Collection entries:
--- Begin ---

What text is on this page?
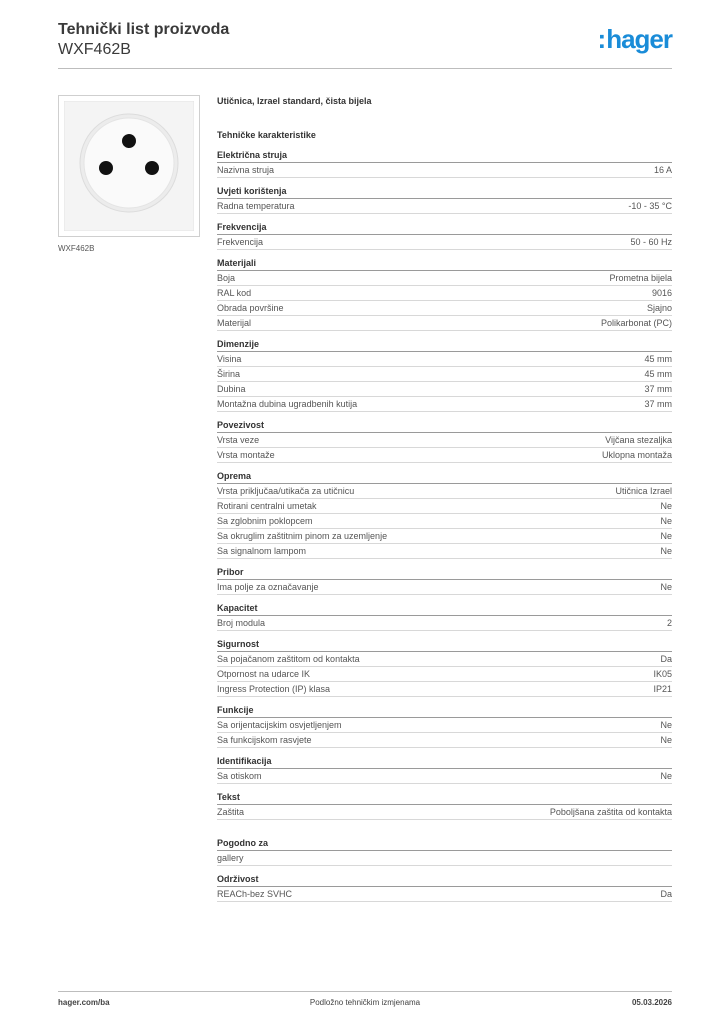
Tehnički list proizvoda
WXF462B	:hager
WXF462B
Utičnica, Izrael standard, čista bijela
Tehničke karakteristike
Električna struja
Nazivna struja	16 A
Uvjeti korištenja
Radna temperatura	-10 - 35 °C
Frekvencija
Frekvencija	50 - 60 Hz
Materijali
Boja	Prometna bijela
RAL kod	9016
Obrada površine	Sjajno
Materijal	Polikarbonat (PC)
Dimenzije
Visina	45 mm
Širina	45 mm
Dubina	37 mm
Montažna dubina ugradbenih kutija	37 mm
Povezivost
Vrsta veze	Vijčana stezaljka
Vrsta montaže	Uklopna montaža
Oprema
Vrsta priključaa/utikača za utičnicu	Utičnica Izrael
Rotirani centralni umetak	Ne
Sa zglobnim poklopcem	Ne
Sa okruglim zaštitnim pinom za uzemljenje	Ne
Sa signalnom lampom	Ne
Pribor
Ima polje za označavanje	Ne
Kapacitet
Broj modula	2
Sigurnost
Sa pojačanom zaštitom od kontakta	Da
Otpornost na udarce IK	IK05
Ingress Protection (IP) klasa	IP21
Funkcije
Sa orijentacijskim osvjetljenjem	Ne
Sa funkcijskom rasvjete	Ne
Identifikacija
Sa otiskom	Ne
Tekst
Zaštita	Poboljšana zaštita od kontakta
Pogodno za
gallery
Održivost
REACh-bez SVHC	Da
hager.com/ba	Podložno tehničkim izmjenama	05.03.2026
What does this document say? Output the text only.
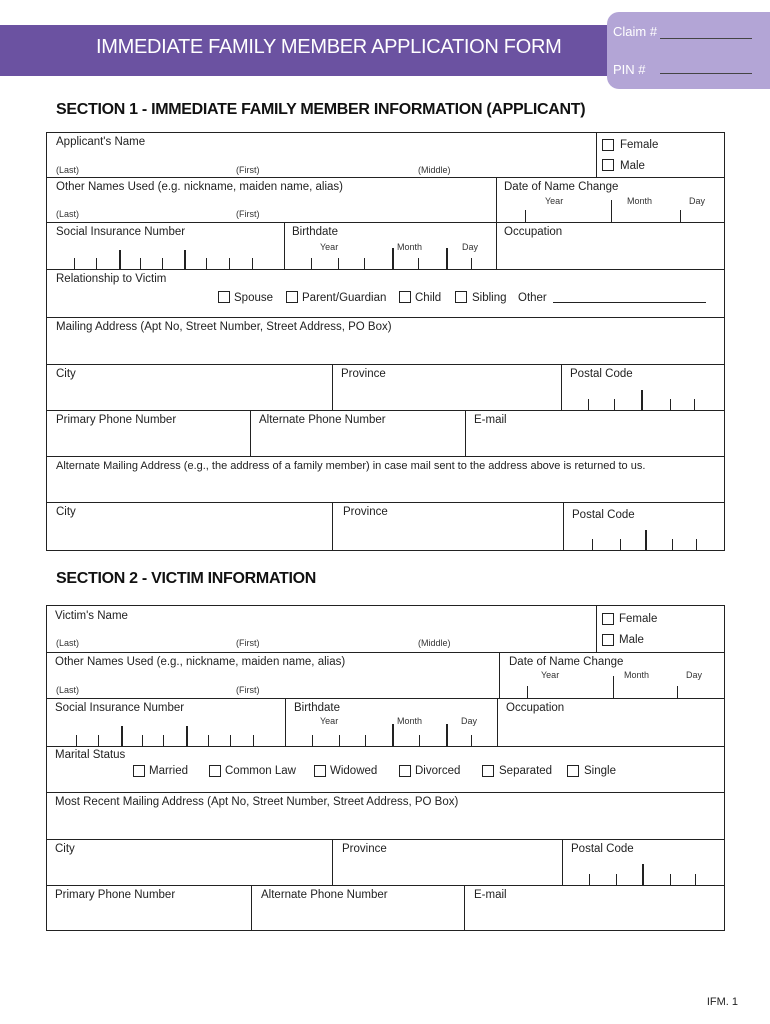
IMMEDIATE FAMILY MEMBER APPLICATION FORM
Claim #
PIN #
SECTION 1 - IMMEDIATE FAMILY MEMBER INFORMATION (APPLICANT)
Applicant's Name
(Last)	(First)	(Middle)
Female
Male
Other Names Used (e.g. nickname, maiden name, alias)
(Last)	(First)
Date of Name Change
Year	Month	Day
Social Insurance Number	Birthdate
Year	Month	Day
Occupation
Relationship to Victim
Spouse	Parent/Guardian Child	Sibling Other
Mailing Address (Apt No, Street Number, Street Address, PO Box)
City	Province	Postal Code
Primary Phone Number	Alternate Phone Number	E-mail
Alternate Mailing Address (e.g., the address of a family member) in case mail sent to the address above is returned to us.
City	Province	Postal Code
SECTION 2 - VICTIM INFORMATION
Victim's Name
(Last)	(First)	(Middle)
Female
Male
Other Names Used (e.g., nickname, maiden name, alias)
(Last)	(First)
Date of Name Change
Year	Month	Day
Social Insurance Number	Birthdate
Year	Month	Day
Occupation
Marital Status
Married	Common Law	Widowed	Divorced	Separated	Single
Most Recent Mailing Address (Apt No, Street Number, Street Address, PO Box)
City	Province	Postal Code
Primary Phone Number	Alternate Phone Number	E-mail
IFM. 1
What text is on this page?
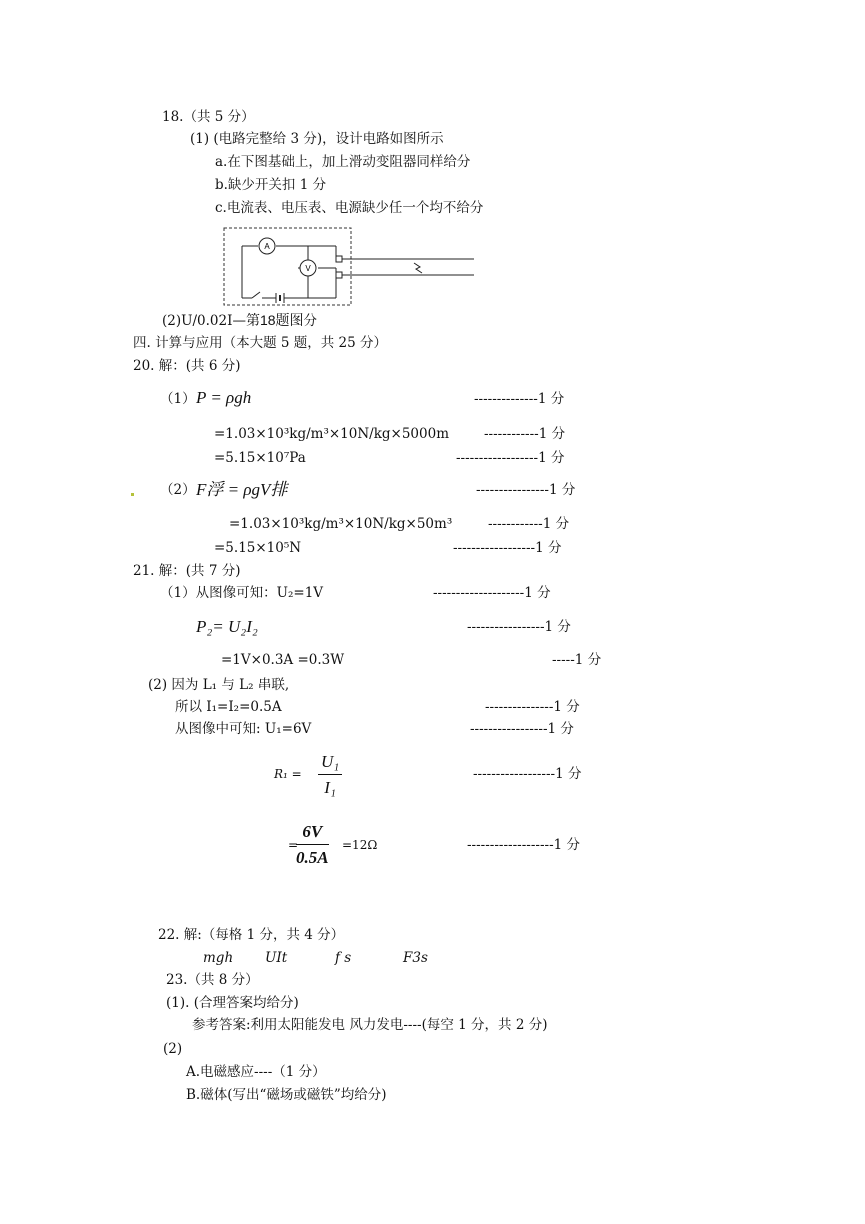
18.（共 5 分）
(1) (电路完整给 3 分)，设计电路如图所示
a.在下图基础上，加上滑动变阻器同样给分
b.缺少开关扣 1 分
c.电流表、电压表、电源缺少任一个均不给分
A
V
(2)U/0.02I—第18题图分
四. 计算与应用（本大题 5 题，共 25 分）
20. 解：(共 6 分)
（1） P = ρgh	--------------1 分
=1.03×10³kg/m³×10N/kg×5000m	------------1 分
=5.15×10⁷Pa	------------------1 分
（2） F浮 = ρgV排	----------------1 分
=1.03×10³kg/m³×10N/kg×50m³	------------1 分
=5.15×10⁵N	------------------1 分
21. 解：(共 7 分)
（1）从图像可知：U₂=1V	--------------------1 分
P₂= U₂I₂	-----------------1 分
=1V×0.3A =0.3W	-----1 分
(2) 因为 L₁ 与 L₂ 串联,
所以 I₁=I₂=0.5A	---------------1 分
从图像中可知: U₁=6V	-----------------1 分
$R_1 = \frac{\text{U₁}}{\text{I₁}}$	------------------1 分
=
$\frac{6V}{0.5A} =12\Omega$	-------------------1 分
22. 解:（每格 1 分，共 4 分）
mgh UIt	f s	F3s
23.（共 8 分）
(1). (合理答案均给分)
参考答案:利用太阳能发电 风力发电----(每空 1 分，共 2 分)
(2)
A.电磁感应----（1 分）
B.磁体(写出“磁场或磁铁”均给分)
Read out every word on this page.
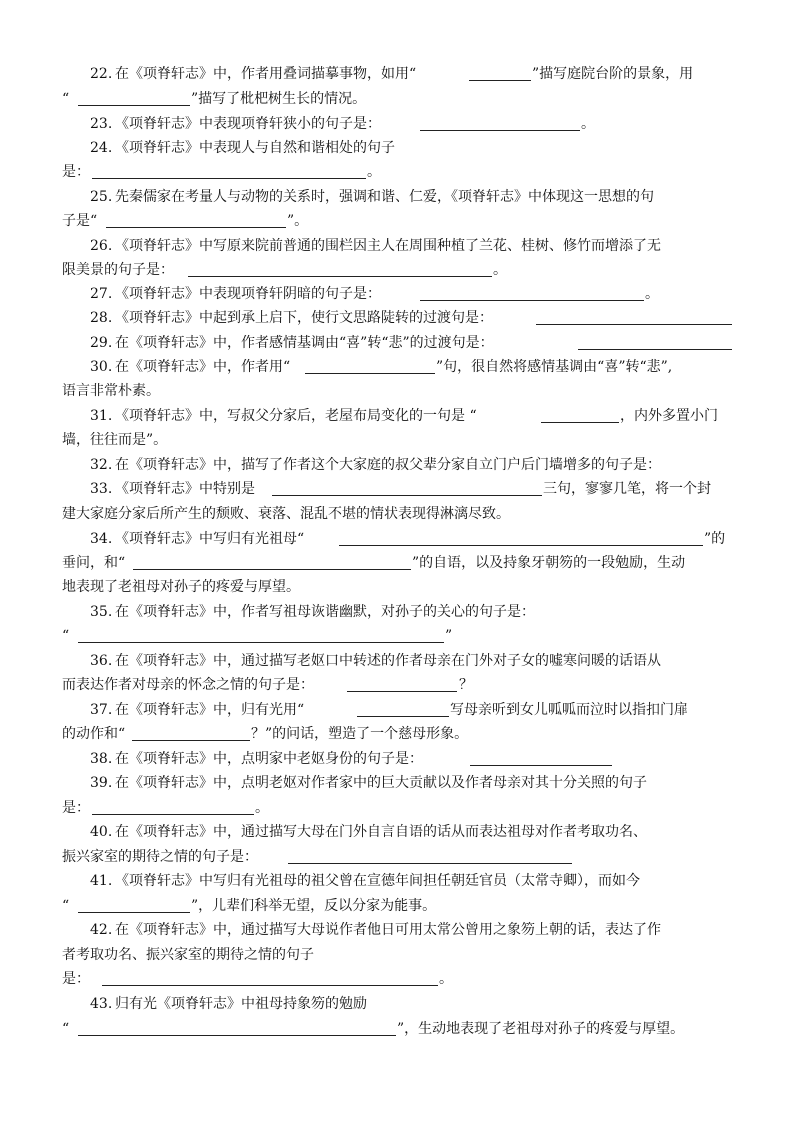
22. 在《项脊轩志》中，作者用叠词描摹事物，如用“	”描写庭院台阶的景象，用
“	”描写了枇杷树生长的情况。
23. 《项脊轩志》中表现项脊轩狭小的句子是：	。
24. 《项脊轩志》中表现人与自然和谐相处的句子
是：	。
25. 先秦儒家在考量人与动物的关系时，强调和谐、仁爱，《项脊轩志》中体现这一思想的句
子是“	”。
26. 《项脊轩志》中写原来院前普通的围栏因主人在周围种植了兰花、桂树、修竹而增添了无
限美景的句子是：	。
27. 《项脊轩志》中表现项脊轩阴暗的句子是：	。
28. 《项脊轩志》中起到承上启下，使行文思路陡转的过渡句是：
29. 在《项脊轩志》中，作者感情基调由“喜”转“悲”的过渡句是：
30. 在《项脊轩志》中，作者用“	”句，很自然将感情基调由“喜”转“悲”,
语言非常朴素。
31. 《项脊轩志》中，写叔父分家后，老屋布局变化的一句是 “	，内外多置小门
墙，往往而是”。
32. 在《项脊轩志》中，描写了作者这个大家庭的叔父辈分家自立门户后门墙增多的句子是：
33. 《项脊轩志》中特别是	三句，寥寥几笔，将一个封
建大家庭分家后所产生的颓败、衰落、混乱不堪的情状表现得淋漓尽致。
34. 《项脊轩志》中写归有光祖母“	”的
垂问，和“	”的自语，以及持象牙朝笏的一段勉励，生动
地表现了老祖母对孙子的疼爱与厚望。
35. 在《项脊轩志》中，作者写祖母诙谐幽默，对孙子的关心的句子是：
“	”
36. 在《项脊轩志》中，通过描写老妪口中转述的作者母亲在门外对子女的嘘寒问暖的话语从
而表达作者对母亲的怀念之情的句子是：	？
37. 在《项脊轩志》中，归有光用“	写母亲听到女儿呱呱而泣时以指扣门扉
的动作和“	？”的问话，塑造了一个慈母形象。
38. 在《项脊轩志》中，点明家中老妪身份的句子是：
39. 在《项脊轩志》中，点明老妪对作者家中的巨大贡献以及作者母亲对其十分关照的句子
是：	。
40. 在《项脊轩志》中，通过描写大母在门外自言自语的话从而表达祖母对作者考取功名、
振兴家室的期待之情的句子是：
41. 《项脊轩志》中写归有光祖母的祖父曾在宣德年间担任朝廷官员（太常寺卿），而如今
“	”，儿辈们科举无望，反以分家为能事。
42. 在《项脊轩志》中，通过描写大母说作者他日可用太常公曾用之象笏上朝的话，表达了作
者考取功名、振兴家室的期待之情的句子
是：	。
43. 归有光《项脊轩志》中祖母持象笏的勉励
“	”，生动地表现了老祖母对孙子的疼爱与厚望。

--- End ---

WHAT IS ASKED
In how many lines does the word "alias" appear? Respond with the number alone.

TASK OUTPUT
2